#### RECORDS SUPPLIED ####

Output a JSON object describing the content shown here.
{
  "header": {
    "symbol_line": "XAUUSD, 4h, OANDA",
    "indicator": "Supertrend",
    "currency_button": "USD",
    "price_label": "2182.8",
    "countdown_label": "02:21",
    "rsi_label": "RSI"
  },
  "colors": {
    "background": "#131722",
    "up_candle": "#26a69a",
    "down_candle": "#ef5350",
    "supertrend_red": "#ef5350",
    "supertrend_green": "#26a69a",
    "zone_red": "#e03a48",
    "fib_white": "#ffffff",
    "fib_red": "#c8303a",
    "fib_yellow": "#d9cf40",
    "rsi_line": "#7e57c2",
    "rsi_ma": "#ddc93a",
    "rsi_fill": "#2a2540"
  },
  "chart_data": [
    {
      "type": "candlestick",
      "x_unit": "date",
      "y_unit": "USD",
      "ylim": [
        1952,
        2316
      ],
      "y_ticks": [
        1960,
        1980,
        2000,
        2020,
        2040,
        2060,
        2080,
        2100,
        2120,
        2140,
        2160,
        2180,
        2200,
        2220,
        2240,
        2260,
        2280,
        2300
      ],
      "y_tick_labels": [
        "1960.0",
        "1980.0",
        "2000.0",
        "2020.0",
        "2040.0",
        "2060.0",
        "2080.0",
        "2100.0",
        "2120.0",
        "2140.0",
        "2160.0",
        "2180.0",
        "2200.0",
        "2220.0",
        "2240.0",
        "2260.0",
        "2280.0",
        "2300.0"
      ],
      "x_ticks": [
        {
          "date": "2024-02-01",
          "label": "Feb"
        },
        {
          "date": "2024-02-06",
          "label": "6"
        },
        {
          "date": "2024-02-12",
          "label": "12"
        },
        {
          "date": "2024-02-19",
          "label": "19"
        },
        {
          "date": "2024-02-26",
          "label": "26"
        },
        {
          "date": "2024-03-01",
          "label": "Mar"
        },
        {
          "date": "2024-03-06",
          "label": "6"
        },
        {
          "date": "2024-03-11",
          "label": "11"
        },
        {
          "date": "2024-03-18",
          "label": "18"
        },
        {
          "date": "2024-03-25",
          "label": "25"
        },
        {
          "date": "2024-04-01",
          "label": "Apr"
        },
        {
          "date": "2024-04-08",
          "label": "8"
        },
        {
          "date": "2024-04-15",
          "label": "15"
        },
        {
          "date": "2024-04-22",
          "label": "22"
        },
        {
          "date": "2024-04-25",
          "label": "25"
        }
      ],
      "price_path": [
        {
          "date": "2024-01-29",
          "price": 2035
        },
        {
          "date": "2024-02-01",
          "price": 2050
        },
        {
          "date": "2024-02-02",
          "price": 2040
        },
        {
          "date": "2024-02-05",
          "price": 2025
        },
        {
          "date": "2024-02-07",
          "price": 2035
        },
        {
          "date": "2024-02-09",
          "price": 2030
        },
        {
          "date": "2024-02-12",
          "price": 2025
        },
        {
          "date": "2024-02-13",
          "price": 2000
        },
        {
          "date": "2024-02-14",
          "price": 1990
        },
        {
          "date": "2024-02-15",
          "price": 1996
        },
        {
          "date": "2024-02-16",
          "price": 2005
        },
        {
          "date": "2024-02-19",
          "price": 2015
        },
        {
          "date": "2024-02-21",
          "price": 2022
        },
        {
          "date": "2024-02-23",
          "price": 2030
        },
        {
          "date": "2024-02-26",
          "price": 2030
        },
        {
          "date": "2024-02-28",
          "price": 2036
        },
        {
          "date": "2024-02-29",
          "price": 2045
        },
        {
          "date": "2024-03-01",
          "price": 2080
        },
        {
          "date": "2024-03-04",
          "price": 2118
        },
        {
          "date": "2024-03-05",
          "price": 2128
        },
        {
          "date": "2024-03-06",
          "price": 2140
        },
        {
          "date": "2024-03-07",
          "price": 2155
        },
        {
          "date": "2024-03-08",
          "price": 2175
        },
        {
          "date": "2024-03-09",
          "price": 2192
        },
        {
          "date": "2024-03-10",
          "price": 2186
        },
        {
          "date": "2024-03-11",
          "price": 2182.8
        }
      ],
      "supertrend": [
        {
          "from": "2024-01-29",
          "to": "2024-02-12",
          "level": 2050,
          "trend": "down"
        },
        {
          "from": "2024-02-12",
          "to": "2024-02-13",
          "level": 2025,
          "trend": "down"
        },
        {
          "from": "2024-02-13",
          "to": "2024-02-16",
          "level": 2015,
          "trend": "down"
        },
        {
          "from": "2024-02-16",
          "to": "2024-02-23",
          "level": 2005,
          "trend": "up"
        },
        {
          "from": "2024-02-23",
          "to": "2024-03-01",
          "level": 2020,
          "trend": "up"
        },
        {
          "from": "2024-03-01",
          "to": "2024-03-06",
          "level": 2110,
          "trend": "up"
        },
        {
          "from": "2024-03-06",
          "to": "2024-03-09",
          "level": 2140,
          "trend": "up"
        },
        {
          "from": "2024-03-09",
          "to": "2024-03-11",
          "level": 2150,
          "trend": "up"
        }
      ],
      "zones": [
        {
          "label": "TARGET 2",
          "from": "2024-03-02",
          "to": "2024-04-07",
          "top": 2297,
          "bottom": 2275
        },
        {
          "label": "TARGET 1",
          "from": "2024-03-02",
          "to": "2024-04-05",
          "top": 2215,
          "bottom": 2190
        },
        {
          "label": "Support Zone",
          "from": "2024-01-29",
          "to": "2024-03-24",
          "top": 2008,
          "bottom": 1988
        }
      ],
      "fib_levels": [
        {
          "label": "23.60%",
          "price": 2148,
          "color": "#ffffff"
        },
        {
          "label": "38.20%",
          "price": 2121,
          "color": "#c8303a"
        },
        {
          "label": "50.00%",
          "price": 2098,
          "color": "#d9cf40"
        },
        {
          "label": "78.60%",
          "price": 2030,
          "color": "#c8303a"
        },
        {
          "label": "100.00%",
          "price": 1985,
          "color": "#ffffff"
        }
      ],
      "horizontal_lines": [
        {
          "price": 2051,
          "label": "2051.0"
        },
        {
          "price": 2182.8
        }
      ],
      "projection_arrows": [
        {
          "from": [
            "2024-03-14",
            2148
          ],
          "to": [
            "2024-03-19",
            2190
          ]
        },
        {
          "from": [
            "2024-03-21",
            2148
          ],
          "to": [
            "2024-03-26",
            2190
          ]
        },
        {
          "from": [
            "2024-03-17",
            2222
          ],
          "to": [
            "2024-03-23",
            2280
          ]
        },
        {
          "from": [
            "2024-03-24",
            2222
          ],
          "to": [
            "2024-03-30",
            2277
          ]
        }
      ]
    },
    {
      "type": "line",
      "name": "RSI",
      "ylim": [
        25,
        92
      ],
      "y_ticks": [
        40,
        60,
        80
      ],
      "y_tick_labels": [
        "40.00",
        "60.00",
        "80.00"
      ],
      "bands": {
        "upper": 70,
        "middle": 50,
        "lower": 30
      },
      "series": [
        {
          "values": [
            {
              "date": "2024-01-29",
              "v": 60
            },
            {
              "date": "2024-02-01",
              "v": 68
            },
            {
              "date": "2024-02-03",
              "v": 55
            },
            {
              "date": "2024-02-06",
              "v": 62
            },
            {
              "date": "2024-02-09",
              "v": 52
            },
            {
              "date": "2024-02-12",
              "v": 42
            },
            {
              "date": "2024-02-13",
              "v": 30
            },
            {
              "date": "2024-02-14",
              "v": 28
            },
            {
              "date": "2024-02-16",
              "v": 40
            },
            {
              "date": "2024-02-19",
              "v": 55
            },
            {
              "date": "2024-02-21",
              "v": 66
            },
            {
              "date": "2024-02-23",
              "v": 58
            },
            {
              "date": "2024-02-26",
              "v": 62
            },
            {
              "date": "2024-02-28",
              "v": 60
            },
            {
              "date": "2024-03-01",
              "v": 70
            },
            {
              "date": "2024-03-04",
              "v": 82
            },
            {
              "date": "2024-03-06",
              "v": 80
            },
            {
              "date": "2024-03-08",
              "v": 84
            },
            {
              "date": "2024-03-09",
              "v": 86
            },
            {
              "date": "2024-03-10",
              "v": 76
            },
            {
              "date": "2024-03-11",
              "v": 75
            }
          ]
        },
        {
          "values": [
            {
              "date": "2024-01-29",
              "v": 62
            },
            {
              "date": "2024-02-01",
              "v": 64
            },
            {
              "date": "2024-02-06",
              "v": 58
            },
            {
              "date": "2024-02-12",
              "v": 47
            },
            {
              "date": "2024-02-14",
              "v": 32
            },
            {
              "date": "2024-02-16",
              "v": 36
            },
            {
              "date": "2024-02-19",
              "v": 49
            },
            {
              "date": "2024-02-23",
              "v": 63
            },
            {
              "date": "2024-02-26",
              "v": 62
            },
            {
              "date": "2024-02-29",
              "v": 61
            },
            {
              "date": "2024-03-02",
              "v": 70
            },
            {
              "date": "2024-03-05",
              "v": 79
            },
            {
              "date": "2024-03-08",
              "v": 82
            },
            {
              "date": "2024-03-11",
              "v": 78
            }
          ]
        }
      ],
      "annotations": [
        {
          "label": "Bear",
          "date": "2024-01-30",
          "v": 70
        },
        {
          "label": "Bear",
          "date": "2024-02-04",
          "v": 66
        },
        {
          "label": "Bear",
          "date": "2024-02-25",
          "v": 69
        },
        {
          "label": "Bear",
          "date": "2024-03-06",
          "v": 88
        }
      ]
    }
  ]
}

####

GIVEN PROBLEM ::
From the listing above, copy every line that holds the string "bottom".

THE COMPLETED TASK ::
          "bottom": 2275
          "bottom": 2190
          "bottom": 1988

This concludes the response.